*Exercise materials:*
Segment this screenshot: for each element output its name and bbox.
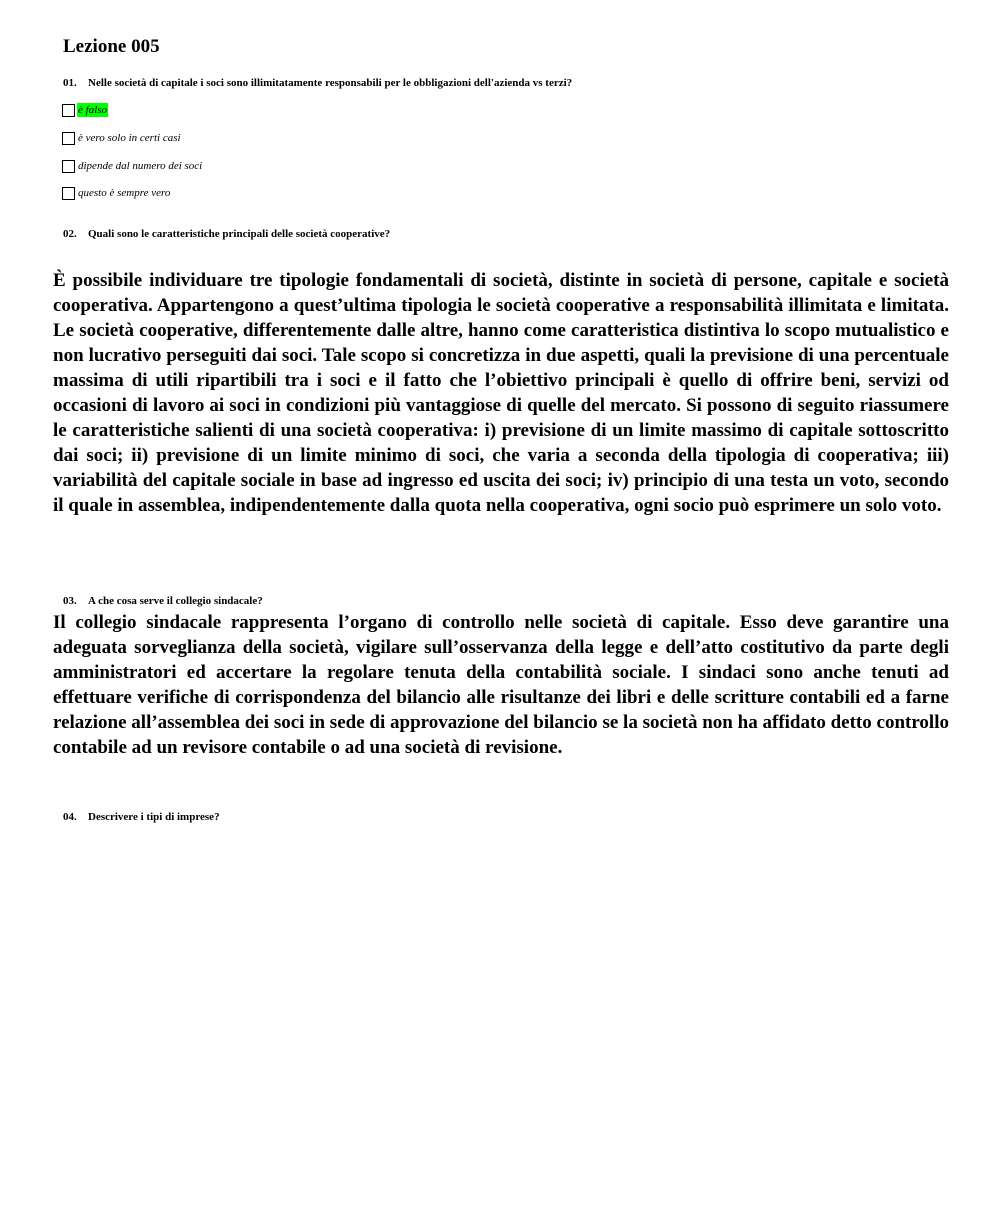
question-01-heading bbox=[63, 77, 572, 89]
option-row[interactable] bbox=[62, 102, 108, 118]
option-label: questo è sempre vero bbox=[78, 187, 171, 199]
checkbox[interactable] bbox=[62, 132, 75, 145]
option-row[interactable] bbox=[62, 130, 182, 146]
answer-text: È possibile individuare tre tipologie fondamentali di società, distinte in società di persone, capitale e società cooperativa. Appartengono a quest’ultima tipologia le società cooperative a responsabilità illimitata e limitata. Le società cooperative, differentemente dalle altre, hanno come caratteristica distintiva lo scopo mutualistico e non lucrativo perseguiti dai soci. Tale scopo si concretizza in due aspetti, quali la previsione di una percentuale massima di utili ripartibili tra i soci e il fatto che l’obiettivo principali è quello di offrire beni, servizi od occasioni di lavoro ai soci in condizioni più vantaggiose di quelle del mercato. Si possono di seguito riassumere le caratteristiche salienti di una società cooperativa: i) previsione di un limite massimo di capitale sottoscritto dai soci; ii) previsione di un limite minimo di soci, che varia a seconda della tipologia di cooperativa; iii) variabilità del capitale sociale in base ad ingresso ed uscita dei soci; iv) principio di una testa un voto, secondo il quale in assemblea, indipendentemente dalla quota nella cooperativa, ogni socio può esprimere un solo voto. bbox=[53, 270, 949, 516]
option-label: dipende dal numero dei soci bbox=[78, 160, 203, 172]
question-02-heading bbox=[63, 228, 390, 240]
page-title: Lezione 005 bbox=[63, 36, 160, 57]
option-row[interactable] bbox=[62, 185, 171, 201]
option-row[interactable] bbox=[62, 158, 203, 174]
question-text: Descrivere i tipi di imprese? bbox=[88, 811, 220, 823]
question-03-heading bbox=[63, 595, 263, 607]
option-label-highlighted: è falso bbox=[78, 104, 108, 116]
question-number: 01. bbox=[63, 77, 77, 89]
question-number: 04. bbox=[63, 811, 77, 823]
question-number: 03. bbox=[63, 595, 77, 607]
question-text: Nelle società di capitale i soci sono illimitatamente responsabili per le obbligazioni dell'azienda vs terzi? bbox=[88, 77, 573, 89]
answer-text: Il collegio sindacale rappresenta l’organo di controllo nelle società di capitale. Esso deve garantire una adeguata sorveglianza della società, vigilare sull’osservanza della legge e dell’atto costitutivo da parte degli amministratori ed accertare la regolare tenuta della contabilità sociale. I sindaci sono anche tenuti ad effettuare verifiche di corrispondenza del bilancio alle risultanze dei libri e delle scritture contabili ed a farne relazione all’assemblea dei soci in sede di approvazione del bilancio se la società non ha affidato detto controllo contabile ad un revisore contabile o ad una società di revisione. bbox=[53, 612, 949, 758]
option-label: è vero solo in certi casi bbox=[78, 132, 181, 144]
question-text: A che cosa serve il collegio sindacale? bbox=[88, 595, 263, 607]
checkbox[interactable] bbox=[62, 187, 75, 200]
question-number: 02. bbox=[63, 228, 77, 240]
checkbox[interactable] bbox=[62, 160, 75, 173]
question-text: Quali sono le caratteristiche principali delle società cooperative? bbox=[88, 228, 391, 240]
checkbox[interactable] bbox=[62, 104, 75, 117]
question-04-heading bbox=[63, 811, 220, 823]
---
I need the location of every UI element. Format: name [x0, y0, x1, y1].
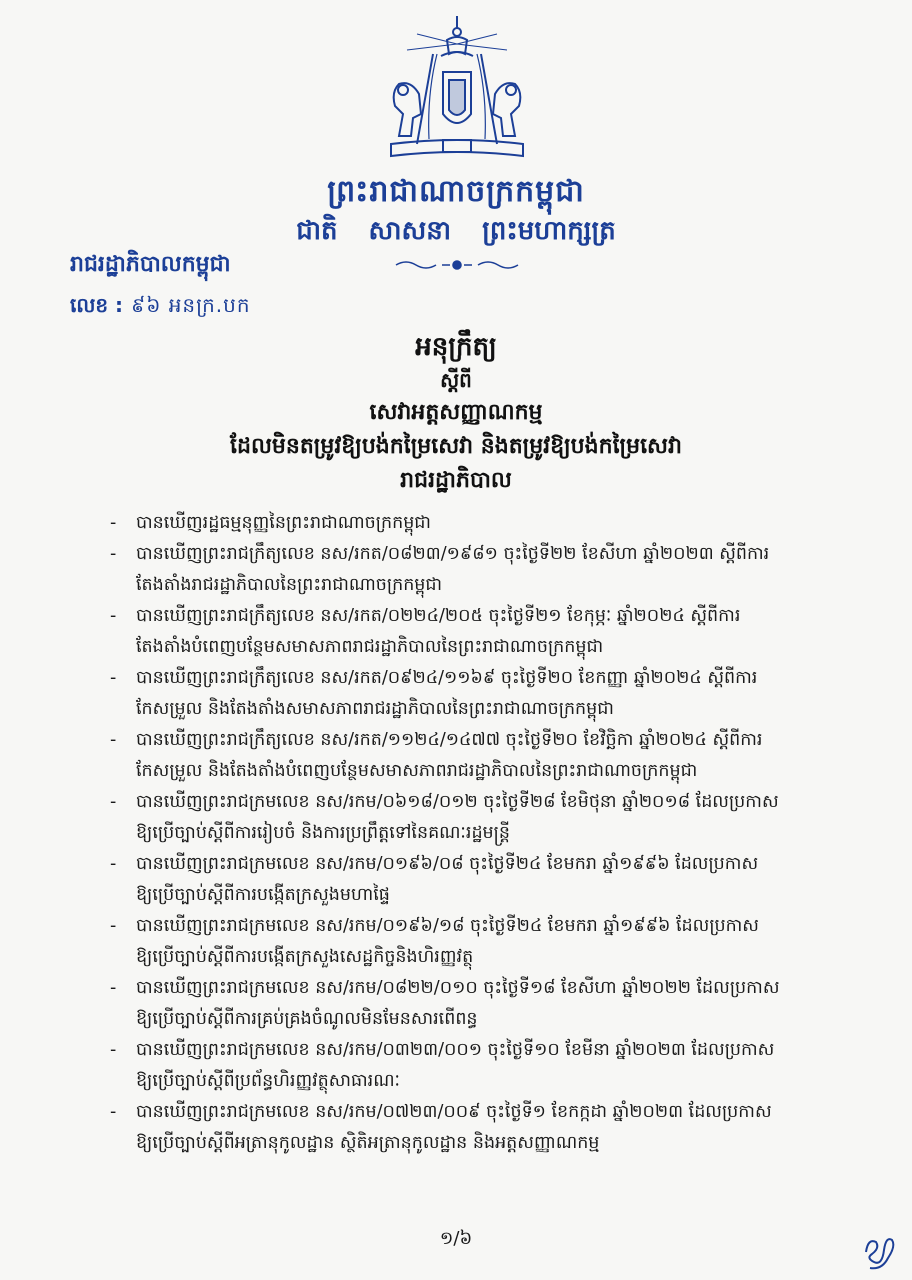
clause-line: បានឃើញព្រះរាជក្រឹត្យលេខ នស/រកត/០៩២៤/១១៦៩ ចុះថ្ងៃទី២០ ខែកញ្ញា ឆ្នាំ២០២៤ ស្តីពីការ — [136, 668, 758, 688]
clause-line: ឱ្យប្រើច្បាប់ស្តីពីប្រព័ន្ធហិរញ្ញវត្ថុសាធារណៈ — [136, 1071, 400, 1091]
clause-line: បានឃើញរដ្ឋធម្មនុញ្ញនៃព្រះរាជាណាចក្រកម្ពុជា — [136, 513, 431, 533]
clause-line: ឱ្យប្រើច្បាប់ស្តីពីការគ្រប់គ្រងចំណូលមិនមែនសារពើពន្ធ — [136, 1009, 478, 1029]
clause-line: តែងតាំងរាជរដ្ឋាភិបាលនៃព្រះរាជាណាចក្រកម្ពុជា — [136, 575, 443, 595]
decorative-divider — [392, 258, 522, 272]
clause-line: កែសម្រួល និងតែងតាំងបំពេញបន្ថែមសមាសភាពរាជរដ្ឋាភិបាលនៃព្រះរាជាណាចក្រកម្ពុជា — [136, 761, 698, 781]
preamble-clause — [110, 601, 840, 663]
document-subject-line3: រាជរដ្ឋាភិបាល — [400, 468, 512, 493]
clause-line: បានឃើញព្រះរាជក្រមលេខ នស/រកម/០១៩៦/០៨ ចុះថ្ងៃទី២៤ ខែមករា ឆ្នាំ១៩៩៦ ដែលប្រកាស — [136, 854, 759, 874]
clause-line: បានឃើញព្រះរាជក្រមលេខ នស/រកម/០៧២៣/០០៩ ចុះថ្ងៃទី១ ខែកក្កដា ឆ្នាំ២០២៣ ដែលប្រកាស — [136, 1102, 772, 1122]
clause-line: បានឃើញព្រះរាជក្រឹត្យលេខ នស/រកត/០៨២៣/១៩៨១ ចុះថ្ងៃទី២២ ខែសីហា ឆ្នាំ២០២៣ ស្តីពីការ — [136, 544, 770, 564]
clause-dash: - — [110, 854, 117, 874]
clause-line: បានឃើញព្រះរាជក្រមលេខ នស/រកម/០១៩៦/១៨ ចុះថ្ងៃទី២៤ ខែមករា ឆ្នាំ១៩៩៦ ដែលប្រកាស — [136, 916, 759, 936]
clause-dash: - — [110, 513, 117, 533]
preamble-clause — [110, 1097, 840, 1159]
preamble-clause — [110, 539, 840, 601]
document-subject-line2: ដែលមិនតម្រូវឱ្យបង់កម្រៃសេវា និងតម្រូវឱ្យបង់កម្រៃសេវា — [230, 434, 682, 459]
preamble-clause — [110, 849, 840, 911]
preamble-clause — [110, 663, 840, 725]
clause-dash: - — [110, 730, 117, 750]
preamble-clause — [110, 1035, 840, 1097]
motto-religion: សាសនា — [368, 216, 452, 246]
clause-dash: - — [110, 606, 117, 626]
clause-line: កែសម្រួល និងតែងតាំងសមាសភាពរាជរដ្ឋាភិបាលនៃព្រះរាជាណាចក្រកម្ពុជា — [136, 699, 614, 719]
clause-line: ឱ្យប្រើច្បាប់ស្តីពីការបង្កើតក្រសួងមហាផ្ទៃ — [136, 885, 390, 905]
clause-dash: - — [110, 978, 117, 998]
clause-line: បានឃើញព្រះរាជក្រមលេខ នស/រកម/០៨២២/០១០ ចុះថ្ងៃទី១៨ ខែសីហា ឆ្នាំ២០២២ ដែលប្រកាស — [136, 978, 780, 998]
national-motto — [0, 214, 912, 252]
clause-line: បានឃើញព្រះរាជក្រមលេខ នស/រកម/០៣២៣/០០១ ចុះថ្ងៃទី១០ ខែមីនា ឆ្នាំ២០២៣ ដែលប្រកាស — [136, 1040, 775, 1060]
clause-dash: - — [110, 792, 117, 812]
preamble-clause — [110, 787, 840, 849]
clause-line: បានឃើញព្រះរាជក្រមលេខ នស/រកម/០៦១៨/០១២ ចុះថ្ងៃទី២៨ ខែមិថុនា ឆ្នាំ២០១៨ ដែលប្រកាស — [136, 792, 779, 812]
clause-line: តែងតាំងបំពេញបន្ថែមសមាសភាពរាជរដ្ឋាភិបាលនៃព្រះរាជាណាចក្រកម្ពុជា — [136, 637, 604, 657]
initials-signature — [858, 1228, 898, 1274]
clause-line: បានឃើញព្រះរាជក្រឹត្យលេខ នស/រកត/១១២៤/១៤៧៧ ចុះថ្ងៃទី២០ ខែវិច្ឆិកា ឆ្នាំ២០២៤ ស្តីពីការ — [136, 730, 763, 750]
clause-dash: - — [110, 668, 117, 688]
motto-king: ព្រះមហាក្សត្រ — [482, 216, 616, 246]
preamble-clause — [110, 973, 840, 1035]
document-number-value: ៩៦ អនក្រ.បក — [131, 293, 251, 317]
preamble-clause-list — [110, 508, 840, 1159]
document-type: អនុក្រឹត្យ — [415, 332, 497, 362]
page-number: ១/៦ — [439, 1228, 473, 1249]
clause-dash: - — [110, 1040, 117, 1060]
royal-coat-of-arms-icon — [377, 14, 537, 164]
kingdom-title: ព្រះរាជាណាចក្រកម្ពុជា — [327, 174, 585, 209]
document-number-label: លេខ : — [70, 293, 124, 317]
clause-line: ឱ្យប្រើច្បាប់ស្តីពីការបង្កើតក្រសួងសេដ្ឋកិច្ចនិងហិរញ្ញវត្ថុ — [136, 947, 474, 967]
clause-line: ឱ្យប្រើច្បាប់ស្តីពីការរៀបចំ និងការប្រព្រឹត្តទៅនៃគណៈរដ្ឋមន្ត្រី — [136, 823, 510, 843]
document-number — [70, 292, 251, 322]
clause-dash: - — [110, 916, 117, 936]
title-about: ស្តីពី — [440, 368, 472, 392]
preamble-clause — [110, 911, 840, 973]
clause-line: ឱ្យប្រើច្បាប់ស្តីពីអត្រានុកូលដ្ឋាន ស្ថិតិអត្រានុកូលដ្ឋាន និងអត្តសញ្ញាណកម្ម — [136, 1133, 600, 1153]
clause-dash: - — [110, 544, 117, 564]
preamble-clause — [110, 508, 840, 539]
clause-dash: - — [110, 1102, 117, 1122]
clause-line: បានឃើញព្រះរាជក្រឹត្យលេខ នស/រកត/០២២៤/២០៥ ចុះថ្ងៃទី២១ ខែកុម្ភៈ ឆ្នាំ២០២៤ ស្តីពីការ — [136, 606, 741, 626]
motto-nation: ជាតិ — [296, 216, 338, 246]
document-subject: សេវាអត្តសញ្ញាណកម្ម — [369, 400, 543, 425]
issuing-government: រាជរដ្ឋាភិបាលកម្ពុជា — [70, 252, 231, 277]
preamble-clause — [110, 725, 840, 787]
---
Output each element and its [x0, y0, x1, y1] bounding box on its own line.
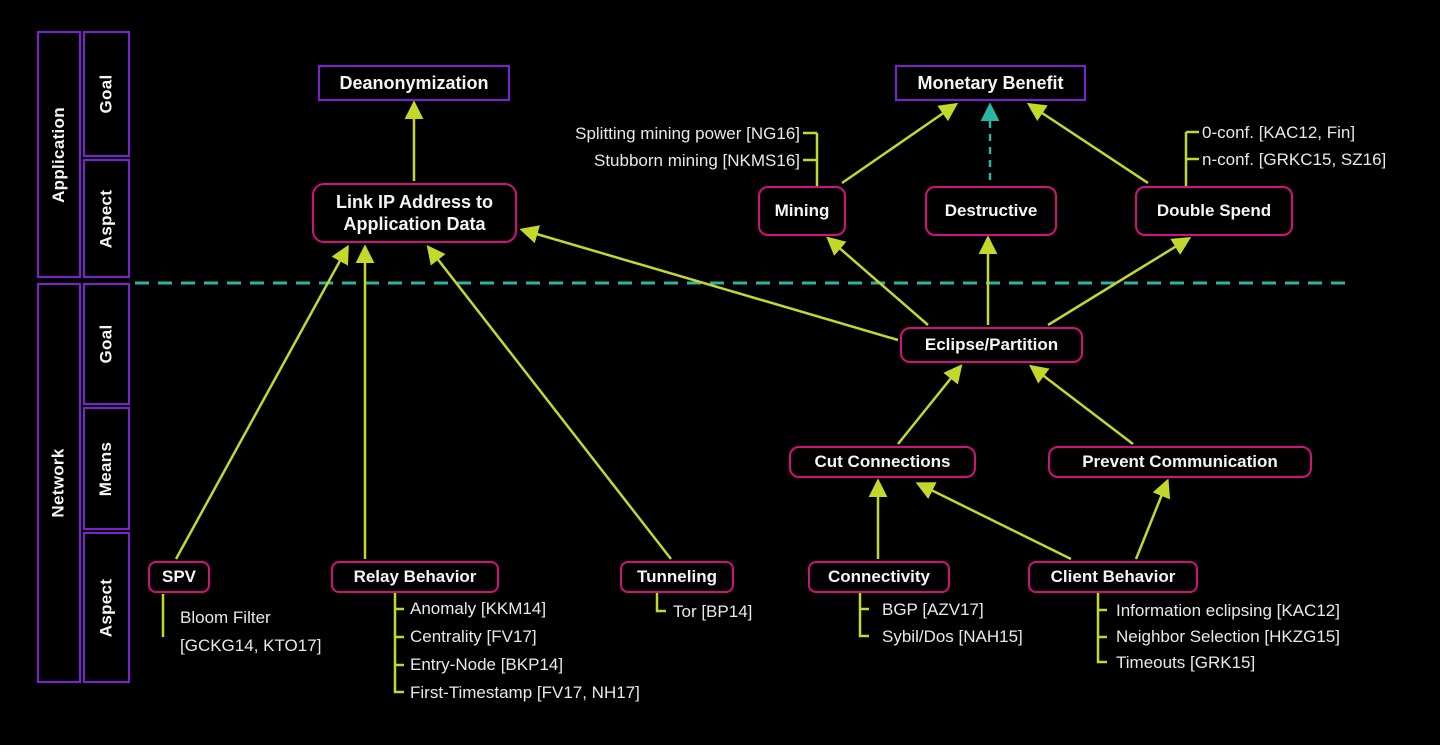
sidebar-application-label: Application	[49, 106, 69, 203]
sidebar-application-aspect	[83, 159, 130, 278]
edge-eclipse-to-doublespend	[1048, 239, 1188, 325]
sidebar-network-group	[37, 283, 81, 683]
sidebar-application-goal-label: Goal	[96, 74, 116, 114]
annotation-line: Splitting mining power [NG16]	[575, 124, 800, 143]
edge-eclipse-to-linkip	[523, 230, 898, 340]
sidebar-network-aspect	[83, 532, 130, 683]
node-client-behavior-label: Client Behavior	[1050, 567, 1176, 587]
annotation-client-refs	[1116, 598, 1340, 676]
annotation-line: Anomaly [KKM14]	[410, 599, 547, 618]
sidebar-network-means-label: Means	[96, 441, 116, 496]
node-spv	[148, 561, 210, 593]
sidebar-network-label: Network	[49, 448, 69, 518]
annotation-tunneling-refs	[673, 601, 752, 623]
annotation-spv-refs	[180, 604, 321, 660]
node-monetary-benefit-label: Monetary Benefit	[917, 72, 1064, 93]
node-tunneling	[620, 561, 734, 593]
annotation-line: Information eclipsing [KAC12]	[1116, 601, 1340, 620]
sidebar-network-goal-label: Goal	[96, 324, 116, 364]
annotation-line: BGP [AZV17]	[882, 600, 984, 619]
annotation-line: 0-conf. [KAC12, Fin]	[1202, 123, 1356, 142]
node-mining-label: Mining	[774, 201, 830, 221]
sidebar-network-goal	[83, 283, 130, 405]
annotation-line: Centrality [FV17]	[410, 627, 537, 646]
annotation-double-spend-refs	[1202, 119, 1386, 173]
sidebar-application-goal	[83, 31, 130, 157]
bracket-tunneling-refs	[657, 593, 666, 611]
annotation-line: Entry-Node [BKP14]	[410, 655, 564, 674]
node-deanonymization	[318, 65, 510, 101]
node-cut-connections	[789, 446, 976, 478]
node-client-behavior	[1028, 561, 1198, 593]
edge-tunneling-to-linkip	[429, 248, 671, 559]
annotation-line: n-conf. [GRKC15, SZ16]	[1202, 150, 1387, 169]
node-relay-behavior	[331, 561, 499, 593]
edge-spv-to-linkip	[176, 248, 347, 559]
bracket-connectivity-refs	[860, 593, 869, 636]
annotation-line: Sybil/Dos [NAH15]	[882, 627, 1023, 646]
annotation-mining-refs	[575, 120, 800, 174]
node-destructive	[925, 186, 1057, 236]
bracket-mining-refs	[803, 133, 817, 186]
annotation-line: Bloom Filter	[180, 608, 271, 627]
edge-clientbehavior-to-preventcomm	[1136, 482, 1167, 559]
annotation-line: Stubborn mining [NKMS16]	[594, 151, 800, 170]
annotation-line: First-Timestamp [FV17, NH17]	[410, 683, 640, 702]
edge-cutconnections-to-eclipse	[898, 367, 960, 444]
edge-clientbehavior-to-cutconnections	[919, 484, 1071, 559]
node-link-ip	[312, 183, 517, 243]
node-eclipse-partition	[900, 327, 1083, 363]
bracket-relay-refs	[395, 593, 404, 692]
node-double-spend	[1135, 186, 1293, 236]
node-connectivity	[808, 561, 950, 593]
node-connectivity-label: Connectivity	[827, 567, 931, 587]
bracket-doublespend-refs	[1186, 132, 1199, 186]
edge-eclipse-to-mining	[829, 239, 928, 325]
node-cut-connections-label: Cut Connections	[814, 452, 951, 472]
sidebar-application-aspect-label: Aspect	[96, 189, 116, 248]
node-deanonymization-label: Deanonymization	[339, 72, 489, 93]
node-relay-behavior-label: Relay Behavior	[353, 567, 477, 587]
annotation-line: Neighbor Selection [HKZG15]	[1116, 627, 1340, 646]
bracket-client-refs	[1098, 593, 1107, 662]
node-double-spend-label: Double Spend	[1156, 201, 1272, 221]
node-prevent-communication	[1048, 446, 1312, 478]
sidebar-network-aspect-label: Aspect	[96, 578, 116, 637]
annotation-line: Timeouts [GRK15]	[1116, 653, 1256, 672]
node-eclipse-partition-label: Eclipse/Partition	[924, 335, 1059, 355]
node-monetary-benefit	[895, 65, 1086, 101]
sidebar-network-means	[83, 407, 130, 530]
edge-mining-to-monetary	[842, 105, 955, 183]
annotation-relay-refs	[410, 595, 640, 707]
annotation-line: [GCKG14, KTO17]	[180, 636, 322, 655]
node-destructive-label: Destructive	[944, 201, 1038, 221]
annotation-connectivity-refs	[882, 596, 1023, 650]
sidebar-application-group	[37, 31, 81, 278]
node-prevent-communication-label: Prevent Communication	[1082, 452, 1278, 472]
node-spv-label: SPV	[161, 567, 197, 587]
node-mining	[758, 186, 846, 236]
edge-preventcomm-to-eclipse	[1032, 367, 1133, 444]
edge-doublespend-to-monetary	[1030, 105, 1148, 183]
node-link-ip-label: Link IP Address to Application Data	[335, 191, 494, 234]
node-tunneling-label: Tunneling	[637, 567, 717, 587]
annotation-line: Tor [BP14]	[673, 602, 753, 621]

*What the exercise asks:*
Write out, without any change, the items starting with the line that contains "106, 69, 203]" and going on through the line that contains "201, 830, 221]", with both of those lines included.

*Complete output:*
sidebar-application-label: Application	[49, 106, 69, 203]
sidebar-application-aspect	[83, 159, 130, 278]
edge-eclipse-to-doublespend	[1048, 239, 1188, 325]
sidebar-network-group	[37, 283, 81, 683]
sidebar-application-goal-label: Goal	[96, 74, 116, 114]
annotation-line: Splitting mining power [NG16]	[575, 124, 800, 143]
edge-eclipse-to-linkip	[523, 230, 898, 340]
sidebar-network-aspect	[83, 532, 130, 683]
node-client-behavior-label: Client Behavior	[1050, 567, 1176, 587]
annotation-client-refs	[1116, 598, 1340, 676]
annotation-line: Anomaly [KKM14]	[410, 599, 547, 618]
sidebar-network-means-label: Means	[96, 441, 116, 496]
node-spv	[148, 561, 210, 593]
sidebar-network-label: Network	[49, 448, 69, 518]
annotation-tunneling-refs	[673, 601, 752, 623]
annotation-spv-refs	[180, 604, 321, 660]
node-monetary-benefit-label: Monetary Benefit	[917, 72, 1064, 93]
node-tunneling	[620, 561, 734, 593]
annotation-line: Information eclipsing [KAC12]	[1116, 601, 1340, 620]
sidebar-network-goal-label: Goal	[96, 324, 116, 364]
annotation-line: BGP [AZV17]	[882, 600, 984, 619]
annotation-line: 0-conf. [KAC12, Fin]	[1202, 123, 1356, 142]
node-mining-label: Mining	[774, 201, 830, 221]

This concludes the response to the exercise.